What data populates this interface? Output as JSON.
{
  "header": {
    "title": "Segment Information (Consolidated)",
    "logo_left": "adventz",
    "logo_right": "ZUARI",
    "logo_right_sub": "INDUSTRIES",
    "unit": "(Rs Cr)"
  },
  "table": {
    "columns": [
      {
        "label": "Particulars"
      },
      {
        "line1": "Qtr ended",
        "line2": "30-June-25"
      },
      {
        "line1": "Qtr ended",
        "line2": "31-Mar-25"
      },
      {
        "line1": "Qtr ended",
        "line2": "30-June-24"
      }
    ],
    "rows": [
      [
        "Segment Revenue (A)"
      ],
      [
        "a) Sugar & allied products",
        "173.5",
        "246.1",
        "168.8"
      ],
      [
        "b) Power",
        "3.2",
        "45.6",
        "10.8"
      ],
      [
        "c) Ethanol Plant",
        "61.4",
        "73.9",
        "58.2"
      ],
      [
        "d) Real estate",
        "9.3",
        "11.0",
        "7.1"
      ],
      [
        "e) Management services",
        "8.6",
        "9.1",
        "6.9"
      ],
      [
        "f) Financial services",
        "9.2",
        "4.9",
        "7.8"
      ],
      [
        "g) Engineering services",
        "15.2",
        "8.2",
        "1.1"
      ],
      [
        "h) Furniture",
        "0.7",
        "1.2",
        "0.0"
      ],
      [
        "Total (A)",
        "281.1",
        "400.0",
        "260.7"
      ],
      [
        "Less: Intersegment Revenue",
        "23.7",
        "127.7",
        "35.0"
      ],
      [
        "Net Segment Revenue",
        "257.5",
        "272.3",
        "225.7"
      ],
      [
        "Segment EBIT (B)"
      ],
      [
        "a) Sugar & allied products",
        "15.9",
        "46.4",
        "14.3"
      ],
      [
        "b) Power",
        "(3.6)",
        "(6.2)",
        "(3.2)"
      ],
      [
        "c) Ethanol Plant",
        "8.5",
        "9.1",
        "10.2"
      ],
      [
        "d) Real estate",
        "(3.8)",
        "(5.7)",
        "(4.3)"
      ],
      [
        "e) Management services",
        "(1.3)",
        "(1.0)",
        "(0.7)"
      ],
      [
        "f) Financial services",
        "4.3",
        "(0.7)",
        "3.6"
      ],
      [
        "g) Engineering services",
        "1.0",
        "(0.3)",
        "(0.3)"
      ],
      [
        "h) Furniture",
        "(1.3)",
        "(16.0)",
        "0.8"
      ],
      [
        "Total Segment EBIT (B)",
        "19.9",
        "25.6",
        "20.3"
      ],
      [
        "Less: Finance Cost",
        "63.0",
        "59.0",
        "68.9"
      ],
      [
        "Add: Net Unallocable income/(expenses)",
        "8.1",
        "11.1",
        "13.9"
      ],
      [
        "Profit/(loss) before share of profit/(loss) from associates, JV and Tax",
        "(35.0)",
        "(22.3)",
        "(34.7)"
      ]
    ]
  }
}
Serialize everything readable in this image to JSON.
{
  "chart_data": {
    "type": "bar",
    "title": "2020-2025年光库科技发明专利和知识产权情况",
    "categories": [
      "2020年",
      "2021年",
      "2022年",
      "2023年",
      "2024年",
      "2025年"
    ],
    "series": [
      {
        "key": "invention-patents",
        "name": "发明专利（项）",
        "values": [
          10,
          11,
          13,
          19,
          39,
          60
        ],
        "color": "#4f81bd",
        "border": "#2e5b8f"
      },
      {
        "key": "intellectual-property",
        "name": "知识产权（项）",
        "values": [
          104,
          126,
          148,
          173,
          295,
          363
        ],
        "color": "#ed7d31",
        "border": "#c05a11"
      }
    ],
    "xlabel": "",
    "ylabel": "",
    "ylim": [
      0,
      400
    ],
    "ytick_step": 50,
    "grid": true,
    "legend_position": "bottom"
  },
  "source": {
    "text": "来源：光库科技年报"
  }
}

····················

→ Objective:
Give the entries once more, exactly as they appear.

→ Result of the exercise:
What data populates this interface? Output as JSON.
{
  "header": {
    "title": "Segment Information (Consolidated)",
    "logo_left": "adventz",
    "logo_right": "ZUARI",
    "logo_right_sub": "INDUSTRIES",
    "unit": "(Rs Cr)"
  },
  "table": {
    "columns": [
      {
        "label": "Particulars"
      },
      {
        "line1": "Qtr ended",
        "line2": "30-June-25"
      },
      {
        "line1": "Qtr ended",
        "line2": "31-Mar-25"
      },
      {
        "line1": "Qtr ended",
        "line2": "30-June-24"
      }
    ],
    "rows": [
      [
        "Segment Revenue (A)"
      ],
      [
        "a) Sugar & allied products",
        "173.5",
        "246.1",
        "168.8"
      ],
      [
        "b) Power",
        "3.2",
        "45.6",
        "10.8"
      ],
      [
        "c) Ethanol Plant",
        "61.4",
        "73.9",
        "58.2"
      ],
      [
        "d) Real estate",
        "9.3",
        "11.0",
        "7.1"
      ],
      [
        "e) Management services",
        "8.6",
        "9.1",
        "6.9"
      ],
      [
        "f) Financial services",
        "9.2",
        "4.9",
        "7.8"
      ],
      [
        "g) Engineering services",
        "15.2",
        "8.2",
        "1.1"
      ],
      [
        "h) Furniture",
        "0.7",
        "1.2",
        "0.0"
      ],
      [
        "Total (A)",
        "281.1",
        "400.0",
        "260.7"
      ],
      [
        "Less: Intersegment Revenue",
        "23.7",
        "127.7",
        "35.0"
      ],
      [
        "Net Segment Revenue",
        "257.5",
        "272.3",
        "225.7"
      ],
      [
        "Segment EBIT (B)"
      ],
      [
        "a) Sugar & allied products",
        "15.9",
        "46.4",
        "14.3"
      ],
      [
        "b) Power",
        "(3.6)",
        "(6.2)",
        "(3.2)"
      ],
      [
        "c) Ethanol Plant",
        "8.5",
        "9.1",
        "10.2"
      ],
      [
        "d) Real estate",
        "(3.8)",
        "(5.7)",
        "(4.3)"
      ],
      [
        "e) Management services",
        "(1.3)",
        "(1.0)",
        "(0.7)"
      ],
      [
        "f) Financial services",
        "4.3",
        "(0.7)",
        "3.6"
      ],
      [
        "g) Engineering services",
        "1.0",
        "(0.3)",
        "(0.3)"
      ],
      [
        "h) Furniture",
        "(1.3)",
        "(16.0)",
        "0.8"
      ],
      [
        "Total Segment EBIT (B)",
        "19.9",
        "25.6",
        "20.3"
      ],
      [
        "Less: Finance Cost",
        "63.0",
        "59.0",
        "68.9"
      ],
      [
        "Add: Net Unallocable income/(expenses)",
        "8.1",
        "11.1",
        "13.9"
      ],
      [
        "Profit/(loss) before share of profit/(loss) from associates, JV and Tax",
        "(35.0)",
        "(22.3)",
        "(34.7)"
      ]
    ]
  }
}
Serialize everything readable in this image to JSON.
{
  "chart_data": {
    "type": "bar",
    "title": "2020-2025年光库科技发明专利和知识产权情况",
    "categories": [
      "2020年",
      "2021年",
      "2022年",
      "2023年",
      "2024年",
      "2025年"
    ],
    "series": [
      {
        "key": "invention-patents",
        "name": "发明专利（项）",
        "values": [
          10,
          11,
          13,
          19,
          39,
          60
        ],
        "color": "#4f81bd",
        "border": "#2e5b8f"
      },
      {
        "key": "intellectual-property",
        "name": "知识产权（项）",
        "values": [
          104,
          126,
          148,
          173,
          295,
          363
        ],
        "color": "#ed7d31",
        "border": "#c05a11"
      }
    ],
    "xlabel": "",
    "ylabel": "",
    "ylim": [
      0,
      400
    ],
    "ytick_step": 50,
    "grid": true,
    "legend_position": "bottom"
  },
  "source": {
    "text": "来源：光库科技年报"
  }
}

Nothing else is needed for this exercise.